> _Short exercise_: Give a verbatim copy of the lines below, minus the pictures.

> _Records supplied_:

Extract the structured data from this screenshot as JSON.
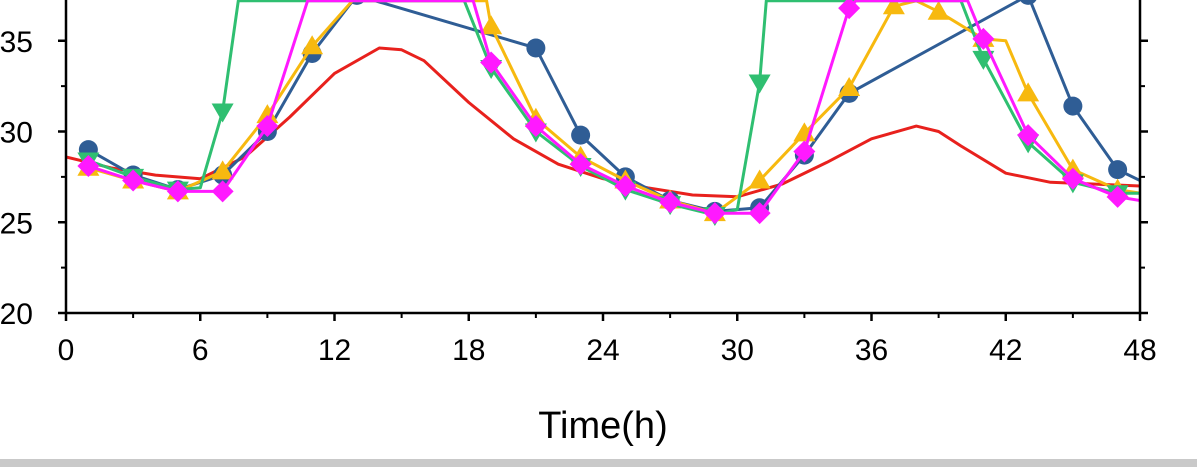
{
  "chart_data": {
    "type": "line",
    "title": "",
    "xlabel": "Time(h)",
    "ylabel": "",
    "xlim": [
      0,
      48
    ],
    "ylim": [
      20,
      37
    ],
    "x_ticks": [
      0,
      6,
      12,
      18,
      24,
      30,
      36,
      42,
      48
    ],
    "y_ticks": [
      20,
      25,
      30,
      35
    ],
    "grid": false,
    "series": [
      {
        "marker": "none",
        "color": "#e8211d",
        "x": [
          0,
          2,
          4,
          6,
          8,
          10,
          12,
          14,
          15,
          16,
          18,
          20,
          22,
          24,
          26,
          28,
          30,
          32,
          34,
          36,
          38,
          39,
          40,
          42,
          44,
          46,
          48
        ],
        "values": [
          28.6,
          28.0,
          27.6,
          27.4,
          28.6,
          30.8,
          33.2,
          34.6,
          34.5,
          33.9,
          31.6,
          29.6,
          28.2,
          27.4,
          26.9,
          26.5,
          26.4,
          27.1,
          28.3,
          29.6,
          30.3,
          30.0,
          29.2,
          27.7,
          27.2,
          27.1,
          27.0
        ]
      },
      {
        "marker": "circle",
        "color": "#2f5d95",
        "x": [
          1,
          3,
          5,
          7,
          9,
          11,
          13,
          21,
          23,
          25,
          27,
          29,
          31,
          33,
          35,
          43,
          45,
          47,
          48
        ],
        "values": [
          29.0,
          27.6,
          26.8,
          27.6,
          30.0,
          34.3,
          37.5,
          34.6,
          29.8,
          27.5,
          26.2,
          25.6,
          25.8,
          28.7,
          32.1,
          37.5,
          31.4,
          27.9,
          27.3
        ]
      },
      {
        "marker": "triangle-up",
        "color": "#f7b90f",
        "x": [
          1,
          3,
          5,
          7,
          9,
          11,
          12.8,
          18.8,
          19,
          21,
          23,
          25,
          27,
          29,
          31,
          33,
          35,
          37,
          38,
          39,
          41,
          42,
          43,
          45,
          47,
          48
        ],
        "values": [
          28.0,
          27.3,
          26.7,
          27.8,
          30.9,
          34.7,
          37.2,
          37.2,
          35.8,
          30.7,
          28.6,
          27.3,
          26.2,
          25.5,
          27.3,
          29.9,
          32.4,
          36.9,
          37.2,
          36.6,
          35.1,
          35.0,
          32.1,
          27.9,
          26.8,
          26.6
        ]
      },
      {
        "marker": "triangle-down",
        "color": "#2fbf71",
        "x": [
          1,
          3,
          5,
          6,
          7,
          7.7,
          17.8,
          19,
          21,
          23,
          25,
          27,
          29,
          30,
          31,
          31.3,
          40,
          41,
          43,
          45,
          47,
          48
        ],
        "values": [
          28.4,
          27.5,
          26.8,
          26.9,
          31.1,
          37.2,
          37.2,
          33.5,
          30.0,
          28.1,
          26.8,
          26.0,
          25.4,
          25.7,
          32.7,
          37.2,
          37.2,
          34.0,
          29.4,
          27.2,
          26.6,
          26.6
        ]
      },
      {
        "marker": "diamond",
        "color": "#ff19ff",
        "x": [
          1,
          3,
          5,
          7,
          9,
          10.8,
          18.2,
          19,
          21,
          23,
          25,
          27,
          29,
          31,
          33,
          35,
          35.3,
          40.3,
          41,
          43,
          45,
          47,
          48
        ],
        "values": [
          28.1,
          27.3,
          26.7,
          26.7,
          30.3,
          37.2,
          37.2,
          33.8,
          30.3,
          28.2,
          27.0,
          26.1,
          25.5,
          25.5,
          28.9,
          36.8,
          37.2,
          37.2,
          35.1,
          29.8,
          27.4,
          26.4,
          26.2
        ]
      }
    ]
  },
  "ui": {
    "footer_color": "#c9c9c9"
  }
}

> _Exercise result_:
Extract the structured data from this screenshot as JSON.
{
  "chart_data": {
    "type": "line",
    "title": "",
    "xlabel": "Time(h)",
    "ylabel": "",
    "xlim": [
      0,
      48
    ],
    "ylim": [
      20,
      37
    ],
    "x_ticks": [
      0,
      6,
      12,
      18,
      24,
      30,
      36,
      42,
      48
    ],
    "y_ticks": [
      20,
      25,
      30,
      35
    ],
    "grid": false,
    "series": [
      {
        "marker": "none",
        "color": "#e8211d",
        "x": [
          0,
          2,
          4,
          6,
          8,
          10,
          12,
          14,
          15,
          16,
          18,
          20,
          22,
          24,
          26,
          28,
          30,
          32,
          34,
          36,
          38,
          39,
          40,
          42,
          44,
          46,
          48
        ],
        "values": [
          28.6,
          28.0,
          27.6,
          27.4,
          28.6,
          30.8,
          33.2,
          34.6,
          34.5,
          33.9,
          31.6,
          29.6,
          28.2,
          27.4,
          26.9,
          26.5,
          26.4,
          27.1,
          28.3,
          29.6,
          30.3,
          30.0,
          29.2,
          27.7,
          27.2,
          27.1,
          27.0
        ]
      },
      {
        "marker": "circle",
        "color": "#2f5d95",
        "x": [
          1,
          3,
          5,
          7,
          9,
          11,
          13,
          21,
          23,
          25,
          27,
          29,
          31,
          33,
          35,
          43,
          45,
          47,
          48
        ],
        "values": [
          29.0,
          27.6,
          26.8,
          27.6,
          30.0,
          34.3,
          37.5,
          34.6,
          29.8,
          27.5,
          26.2,
          25.6,
          25.8,
          28.7,
          32.1,
          37.5,
          31.4,
          27.9,
          27.3
        ]
      },
      {
        "marker": "triangle-up",
        "color": "#f7b90f",
        "x": [
          1,
          3,
          5,
          7,
          9,
          11,
          12.8,
          18.8,
          19,
          21,
          23,
          25,
          27,
          29,
          31,
          33,
          35,
          37,
          38,
          39,
          41,
          42,
          43,
          45,
          47,
          48
        ],
        "values": [
          28.0,
          27.3,
          26.7,
          27.8,
          30.9,
          34.7,
          37.2,
          37.2,
          35.8,
          30.7,
          28.6,
          27.3,
          26.2,
          25.5,
          27.3,
          29.9,
          32.4,
          36.9,
          37.2,
          36.6,
          35.1,
          35.0,
          32.1,
          27.9,
          26.8,
          26.6
        ]
      },
      {
        "marker": "triangle-down",
        "color": "#2fbf71",
        "x": [
          1,
          3,
          5,
          6,
          7,
          7.7,
          17.8,
          19,
          21,
          23,
          25,
          27,
          29,
          30,
          31,
          31.3,
          40,
          41,
          43,
          45,
          47,
          48
        ],
        "values": [
          28.4,
          27.5,
          26.8,
          26.9,
          31.1,
          37.2,
          37.2,
          33.5,
          30.0,
          28.1,
          26.8,
          26.0,
          25.4,
          25.7,
          32.7,
          37.2,
          37.2,
          34.0,
          29.4,
          27.2,
          26.6,
          26.6
        ]
      },
      {
        "marker": "diamond",
        "color": "#ff19ff",
        "x": [
          1,
          3,
          5,
          7,
          9,
          10.8,
          18.2,
          19,
          21,
          23,
          25,
          27,
          29,
          31,
          33,
          35,
          35.3,
          40.3,
          41,
          43,
          45,
          47,
          48
        ],
        "values": [
          28.1,
          27.3,
          26.7,
          26.7,
          30.3,
          37.2,
          37.2,
          33.8,
          30.3,
          28.2,
          27.0,
          26.1,
          25.5,
          25.5,
          28.9,
          36.8,
          37.2,
          37.2,
          35.1,
          29.8,
          27.4,
          26.4,
          26.2
        ]
      }
    ]
  },
  "ui": {
    "footer_color": "#c9c9c9"
  }
}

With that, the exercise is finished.